REQUIRED TASK →
Show all lines holding the string "mailed".

Data entries →
- - - -

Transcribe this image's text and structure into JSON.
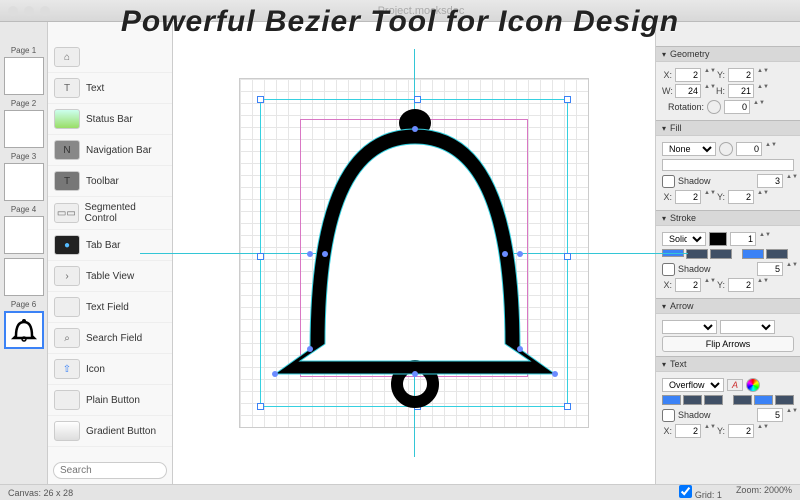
{
  "banner_text": "Powerful Bezier Tool for Icon Design",
  "document_title": "Project.mocksdoc",
  "pages": [
    {
      "label": "Page 1"
    },
    {
      "label": "Page 2"
    },
    {
      "label": "Page 3"
    },
    {
      "label": "Page 4"
    },
    {
      "label": ""
    },
    {
      "label": "Page 6"
    }
  ],
  "selected_page": "Page 6",
  "components": [
    {
      "label": "Text",
      "glyph": "T"
    },
    {
      "label": "Status Bar",
      "glyph": "—"
    },
    {
      "label": "Navigation Bar",
      "glyph": "N"
    },
    {
      "label": "Toolbar",
      "glyph": "T"
    },
    {
      "label": "Segmented Control",
      "glyph": "⊟"
    },
    {
      "label": "Tab Bar",
      "glyph": "▪"
    },
    {
      "label": "Table View",
      "glyph": "›"
    },
    {
      "label": "Text Field",
      "glyph": " "
    },
    {
      "label": "Search Field",
      "glyph": "⌕"
    },
    {
      "label": "Icon",
      "glyph": "⇧"
    },
    {
      "label": "Plain Button",
      "glyph": " "
    },
    {
      "label": "Gradient Button",
      "glyph": " "
    }
  ],
  "search_placeholder": "Search",
  "inspector": {
    "geometry": {
      "title": "Geometry",
      "x": "2",
      "y": "2",
      "w": "24",
      "h": "21",
      "rotation_label": "Rotation:",
      "rotation": "0"
    },
    "fill": {
      "title": "Fill",
      "mode": "None",
      "opacity": "0",
      "shadow_label": "Shadow",
      "shadow": "3",
      "sx": "2",
      "sy": "2"
    },
    "stroke": {
      "title": "Stroke",
      "mode": "Solid",
      "width": "1",
      "shadow_label": "Shadow",
      "shadow": "5",
      "sx": "2",
      "sy": "2"
    },
    "arrow": {
      "title": "Arrow",
      "flip_label": "Flip Arrows"
    },
    "text": {
      "title": "Text",
      "mode": "Overflow",
      "shadow_label": "Shadow",
      "shadow": "5",
      "sx": "2",
      "sy": "2"
    }
  },
  "status": {
    "canvas_label": "Canvas:",
    "canvas_size": "26 x 28",
    "grid_label": "Grid:",
    "grid_value": "1",
    "zoom_label": "Zoom:",
    "zoom_value": "2000%"
  }
}
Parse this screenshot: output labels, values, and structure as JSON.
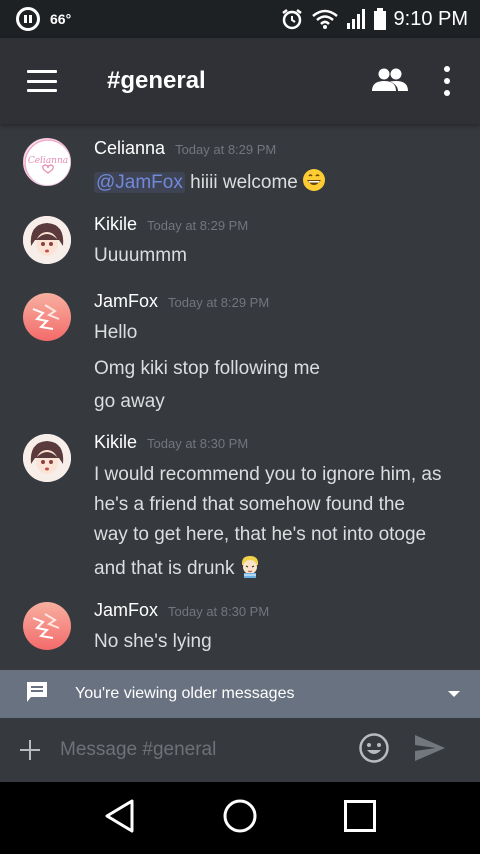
{
  "status_bar": {
    "temperature": "66°",
    "time": "9:10 PM"
  },
  "header": {
    "channel": "#general",
    "menu_icon": "hamburger-icon",
    "members_icon": "members-icon",
    "overflow_icon": "more-vert-icon"
  },
  "messages": [
    {
      "author": "Celianna",
      "timestamp": "Today at 8:29 PM",
      "mention": "@JamFox",
      "text": " hiiii welcome",
      "emoji": "grinning-face"
    },
    {
      "author": "Kikile",
      "timestamp": "Today at 8:29 PM",
      "lines": [
        "Uuuummm"
      ]
    },
    {
      "author": "JamFox",
      "timestamp": "Today at 8:29 PM",
      "lines": [
        "Hello",
        "Omg kiki stop following me",
        "go away"
      ]
    },
    {
      "author": "Kikile",
      "timestamp": "Today at 8:30 PM",
      "lines": [
        "I would recommend you to ignore him, as",
        "he's a friend that somehow found the",
        "way to get here, that he's not into otoge",
        "and that is drunk"
      ],
      "emoji": "drunk-sticker"
    },
    {
      "author": "JamFox",
      "timestamp": "Today at 8:30 PM",
      "lines": [
        "No she's lying"
      ]
    }
  ],
  "avatar_texts": {
    "celianna": "Celianna"
  },
  "older_bar": {
    "text": "You're viewing older messages"
  },
  "input": {
    "placeholder": "Message #general"
  },
  "colors": {
    "background": "#36393e",
    "header": "#2f3136",
    "mention": "#7289da",
    "older_bar": "#697280"
  }
}
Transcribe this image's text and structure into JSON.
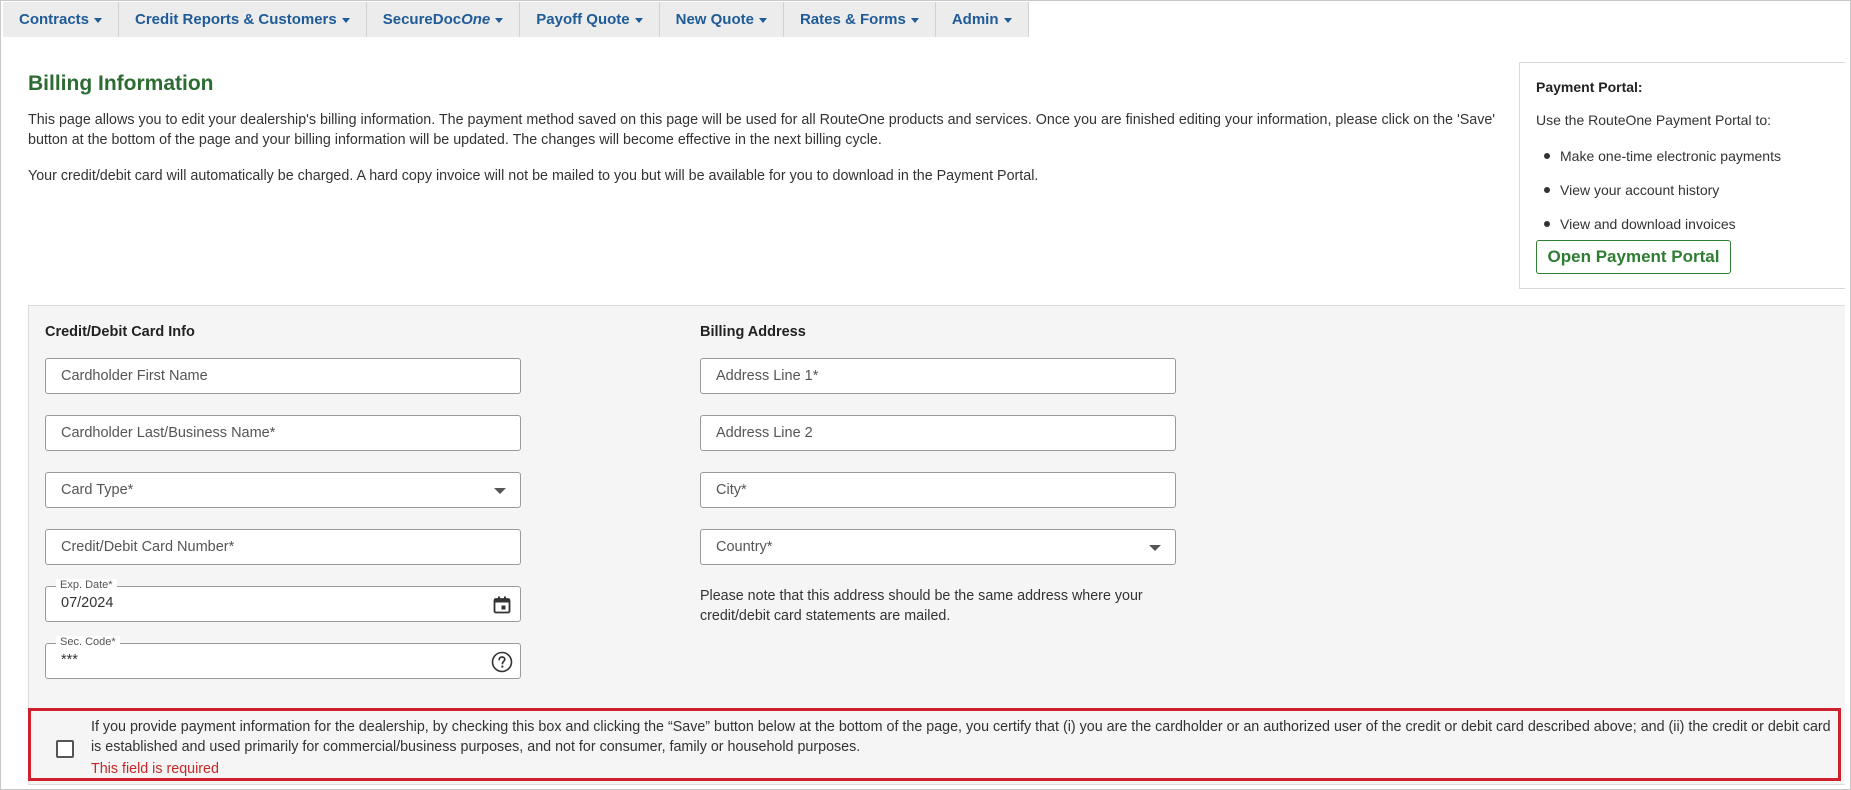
{
  "nav": [
    {
      "label": "Contracts"
    },
    {
      "label": "Credit Reports & Customers"
    },
    {
      "label_main": "SecureDoc",
      "label_italic": "One"
    },
    {
      "label": "Payoff Quote"
    },
    {
      "label": "New Quote"
    },
    {
      "label": "Rates & Forms"
    },
    {
      "label": "Admin"
    }
  ],
  "page": {
    "title": "Billing Information",
    "intro_1": "This page allows you to edit your dealership's billing information. The payment method saved on this page will be used for all RouteOne products and services. Once you are finished editing your information, please click on the 'Save' button at the bottom of the page and your billing information will be updated. The changes will become effective in the next billing cycle.",
    "intro_2": "Your credit/debit card will automatically be charged. A hard copy invoice will not be mailed to you but will be available for you to download in the Payment Portal."
  },
  "portal": {
    "title": "Payment Portal:",
    "text": "Use the RouteOne Payment Portal to:",
    "items": [
      "Make one-time electronic payments",
      "View your account history",
      "View and download invoices"
    ],
    "button": "Open Payment Portal"
  },
  "card": {
    "section_title": "Credit/Debit Card Info",
    "first_name_placeholder": "Cardholder First Name",
    "last_name_placeholder": "Cardholder Last/Business Name*",
    "card_type": "Card Type*",
    "card_number_placeholder": "Credit/Debit Card Number*",
    "exp_label": "Exp. Date*",
    "exp_value": "07/2024",
    "sec_label": "Sec. Code*",
    "sec_value": "***"
  },
  "address": {
    "section_title": "Billing Address",
    "line1_placeholder": "Address Line 1*",
    "line2_placeholder": "Address Line 2",
    "city_placeholder": "City*",
    "country": "Country*",
    "note": "Please note that this address should be the same address where your credit/debit card statements are mailed."
  },
  "certification": {
    "text": "If you provide payment information for the dealership, by checking this box and clicking the “Save” button below at the bottom of the page, you certify that (i) you are the cardholder or an authorized user of the credit or debit card described above; and (ii) the credit or debit card is established and used primarily for commercial/business purposes, and not for consumer, family or household purposes.",
    "error": "This field is required",
    "checked": false
  },
  "colors": {
    "nav_text": "#1f5b97",
    "title_green": "#2c6b32",
    "button_green": "#2e7d32",
    "error_red": "#c62828",
    "highlight_border": "#d0202d"
  }
}
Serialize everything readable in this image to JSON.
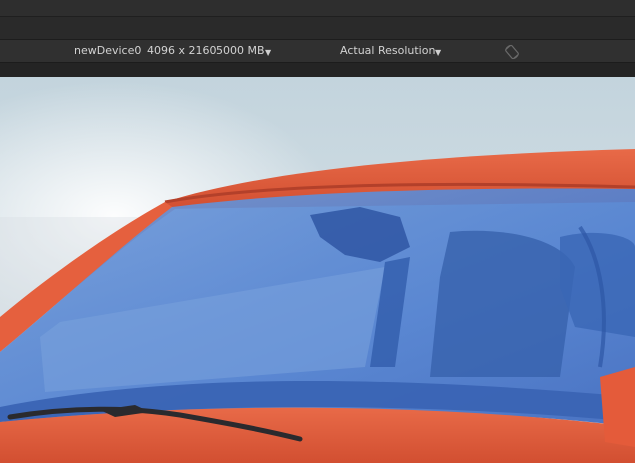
{
  "toolbar": {
    "device_name": "newDevice0",
    "resolution": "4096 x 2160",
    "memory": "5000 MB",
    "memory_dropdown_icon": "caret-down-icon",
    "scale_mode": "Actual Resolution",
    "scale_dropdown_icon": "caret-down-icon",
    "rotate_icon": "rotate-device-icon"
  },
  "viewport": {
    "content": "3D car windshield render with blue highlighted glass"
  },
  "colors": {
    "toolbar_bg": "#303030",
    "car_body": "#e25a3a",
    "glass_highlight": "#3c6fcf",
    "sky": "#c9d7de"
  }
}
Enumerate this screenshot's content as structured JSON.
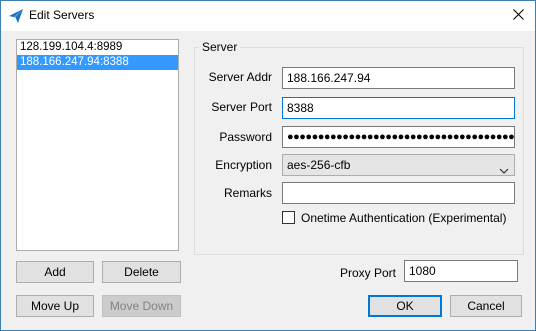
{
  "window": {
    "title": "Edit Servers",
    "app_icon": "paper-plane-icon",
    "close_icon": "close-icon",
    "accent_color": "#0078d7",
    "selection_color": "#3399ff"
  },
  "servers": [
    {
      "label": "128.199.104.4:8989",
      "selected": false
    },
    {
      "label": "188.166.247.94:8388",
      "selected": true
    }
  ],
  "server_group": {
    "legend": "Server",
    "server_addr_label": "Server Addr",
    "server_addr_value": "188.166.247.94",
    "server_port_label": "Server Port",
    "server_port_value": "8388",
    "password_label": "Password",
    "password_masked": "●●●●●●●●●●●●●●●●●●●●●●●●●●●●●●●●●●●●●●●●",
    "encryption_label": "Encryption",
    "encryption_value": "aes-256-cfb",
    "remarks_label": "Remarks",
    "remarks_value": "",
    "onetime_auth_label": "Onetime Authentication (Experimental)",
    "onetime_auth_checked": false
  },
  "buttons": {
    "add": "Add",
    "delete": "Delete",
    "move_up": "Move Up",
    "move_down": "Move Down",
    "ok": "OK",
    "cancel": "Cancel"
  },
  "proxy": {
    "label": "Proxy Port",
    "value": "1080"
  }
}
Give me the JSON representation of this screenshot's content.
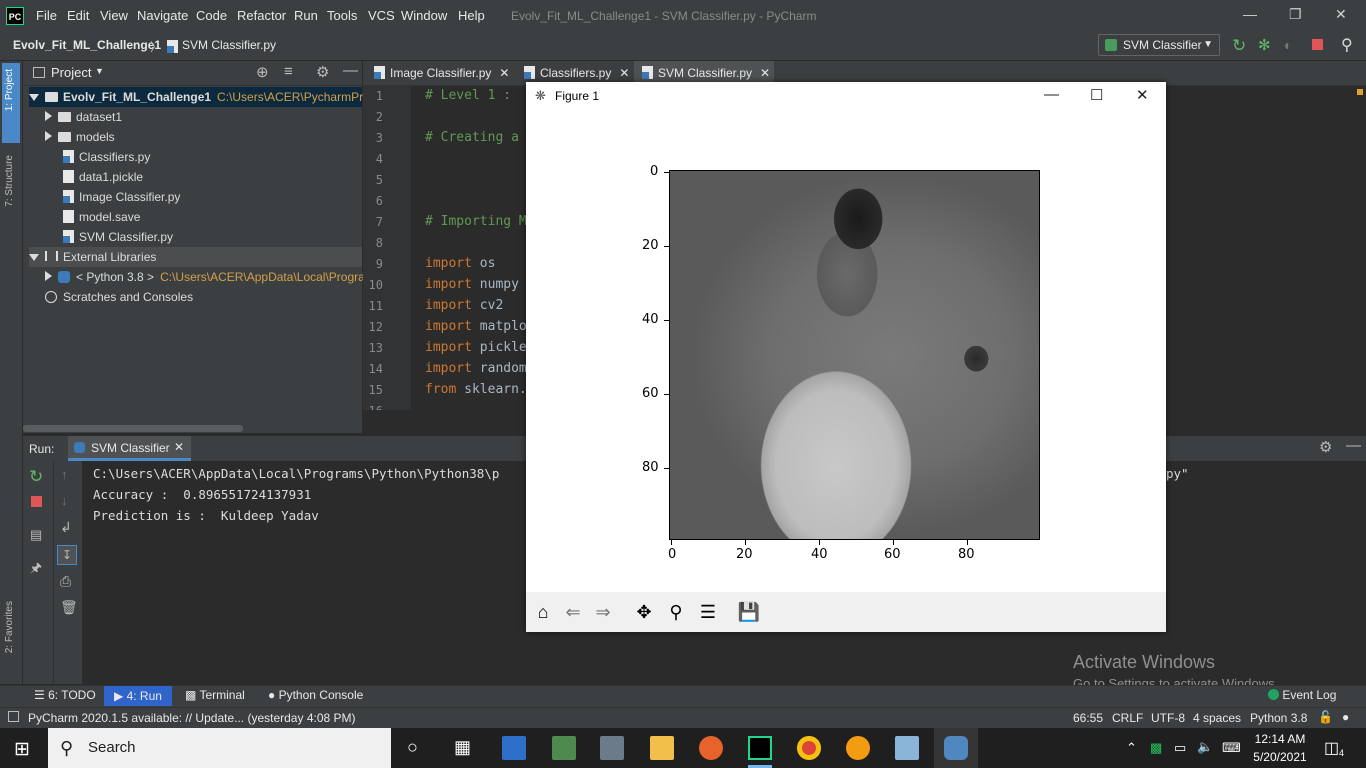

- - - -

CORRECT RESPONSE →
    "intro_2": "Your credit/debit card will automatically be charged. A hard copy invoice will not be mailed to you but will be available for you to download in the Payment Portal."
    "note": "Please note that this address should be the same address where your credit/debit card statements are mailed."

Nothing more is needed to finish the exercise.